Work instruction
Where a line holds the word "this", copy that line from the data below.

Data records
****

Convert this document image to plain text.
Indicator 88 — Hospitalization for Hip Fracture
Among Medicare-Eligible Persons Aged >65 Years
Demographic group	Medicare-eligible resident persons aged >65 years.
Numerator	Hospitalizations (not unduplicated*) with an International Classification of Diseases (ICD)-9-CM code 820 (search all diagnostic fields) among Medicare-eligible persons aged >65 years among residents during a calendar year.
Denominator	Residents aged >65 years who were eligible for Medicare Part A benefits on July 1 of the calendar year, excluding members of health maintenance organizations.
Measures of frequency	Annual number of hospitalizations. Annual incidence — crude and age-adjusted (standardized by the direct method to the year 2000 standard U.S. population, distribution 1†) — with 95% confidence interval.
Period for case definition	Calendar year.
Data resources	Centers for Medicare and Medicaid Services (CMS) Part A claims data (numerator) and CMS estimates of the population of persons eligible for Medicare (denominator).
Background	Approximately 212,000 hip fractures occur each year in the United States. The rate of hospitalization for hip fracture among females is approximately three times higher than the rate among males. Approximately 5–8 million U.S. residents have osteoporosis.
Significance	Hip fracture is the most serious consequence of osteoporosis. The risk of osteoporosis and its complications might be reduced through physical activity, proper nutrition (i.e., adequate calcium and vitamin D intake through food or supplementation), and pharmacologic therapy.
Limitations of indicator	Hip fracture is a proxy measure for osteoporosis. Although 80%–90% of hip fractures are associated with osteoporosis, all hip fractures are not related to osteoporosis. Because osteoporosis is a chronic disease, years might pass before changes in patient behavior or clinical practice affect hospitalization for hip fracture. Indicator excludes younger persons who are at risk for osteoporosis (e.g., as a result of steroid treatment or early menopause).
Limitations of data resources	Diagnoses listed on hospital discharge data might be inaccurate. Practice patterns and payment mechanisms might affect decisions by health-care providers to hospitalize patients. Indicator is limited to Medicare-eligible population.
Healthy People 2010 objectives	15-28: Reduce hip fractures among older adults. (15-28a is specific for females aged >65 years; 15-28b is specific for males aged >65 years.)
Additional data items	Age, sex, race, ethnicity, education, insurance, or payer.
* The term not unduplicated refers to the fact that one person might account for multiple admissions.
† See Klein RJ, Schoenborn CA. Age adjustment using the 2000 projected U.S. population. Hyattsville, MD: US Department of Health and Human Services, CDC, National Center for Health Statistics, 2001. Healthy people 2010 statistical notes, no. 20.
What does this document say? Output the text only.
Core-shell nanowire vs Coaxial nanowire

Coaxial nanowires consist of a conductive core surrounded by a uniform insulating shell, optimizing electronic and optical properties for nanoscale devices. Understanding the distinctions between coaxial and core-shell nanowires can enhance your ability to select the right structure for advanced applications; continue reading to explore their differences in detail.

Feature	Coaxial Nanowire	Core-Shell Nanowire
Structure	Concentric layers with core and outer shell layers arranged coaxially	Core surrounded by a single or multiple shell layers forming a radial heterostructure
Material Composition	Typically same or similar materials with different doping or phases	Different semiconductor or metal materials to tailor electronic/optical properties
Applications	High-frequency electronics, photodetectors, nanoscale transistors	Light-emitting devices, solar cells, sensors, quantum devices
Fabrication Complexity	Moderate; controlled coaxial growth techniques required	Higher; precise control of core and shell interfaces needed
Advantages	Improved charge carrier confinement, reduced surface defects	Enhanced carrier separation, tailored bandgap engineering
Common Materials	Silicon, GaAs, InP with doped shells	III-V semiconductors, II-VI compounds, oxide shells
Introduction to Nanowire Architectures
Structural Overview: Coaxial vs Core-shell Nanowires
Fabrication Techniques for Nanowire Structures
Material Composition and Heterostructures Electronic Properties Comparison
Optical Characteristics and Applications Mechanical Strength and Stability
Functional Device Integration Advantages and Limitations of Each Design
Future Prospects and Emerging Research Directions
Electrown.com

****

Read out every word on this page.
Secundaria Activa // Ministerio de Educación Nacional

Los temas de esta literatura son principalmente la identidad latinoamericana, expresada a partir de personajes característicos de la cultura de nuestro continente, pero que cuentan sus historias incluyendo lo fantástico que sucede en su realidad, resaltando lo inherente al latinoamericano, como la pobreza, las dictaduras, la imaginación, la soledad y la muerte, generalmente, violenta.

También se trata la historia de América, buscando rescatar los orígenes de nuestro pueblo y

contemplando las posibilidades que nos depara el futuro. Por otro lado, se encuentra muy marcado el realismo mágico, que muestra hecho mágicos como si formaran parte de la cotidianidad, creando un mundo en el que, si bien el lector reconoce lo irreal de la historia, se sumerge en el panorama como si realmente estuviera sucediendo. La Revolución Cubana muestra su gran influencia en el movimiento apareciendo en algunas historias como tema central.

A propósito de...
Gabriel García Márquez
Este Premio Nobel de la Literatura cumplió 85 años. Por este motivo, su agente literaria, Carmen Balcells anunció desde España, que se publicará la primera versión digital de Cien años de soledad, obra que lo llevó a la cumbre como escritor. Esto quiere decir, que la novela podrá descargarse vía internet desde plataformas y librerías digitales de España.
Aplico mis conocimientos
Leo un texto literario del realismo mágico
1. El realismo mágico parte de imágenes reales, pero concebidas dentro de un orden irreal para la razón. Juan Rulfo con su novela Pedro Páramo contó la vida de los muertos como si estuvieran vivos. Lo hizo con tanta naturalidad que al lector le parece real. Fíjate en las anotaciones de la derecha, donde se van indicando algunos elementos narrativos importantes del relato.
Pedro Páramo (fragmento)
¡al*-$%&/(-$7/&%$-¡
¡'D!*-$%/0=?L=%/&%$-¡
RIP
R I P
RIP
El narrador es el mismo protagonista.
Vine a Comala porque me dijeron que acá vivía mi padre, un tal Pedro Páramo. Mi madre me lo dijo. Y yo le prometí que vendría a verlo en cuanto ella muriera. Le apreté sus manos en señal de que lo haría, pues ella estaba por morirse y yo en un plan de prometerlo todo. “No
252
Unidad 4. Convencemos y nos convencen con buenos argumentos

****

Task output
Convert this document image to plain text.
What does this document say? Output the text only.
Read out every word on this page.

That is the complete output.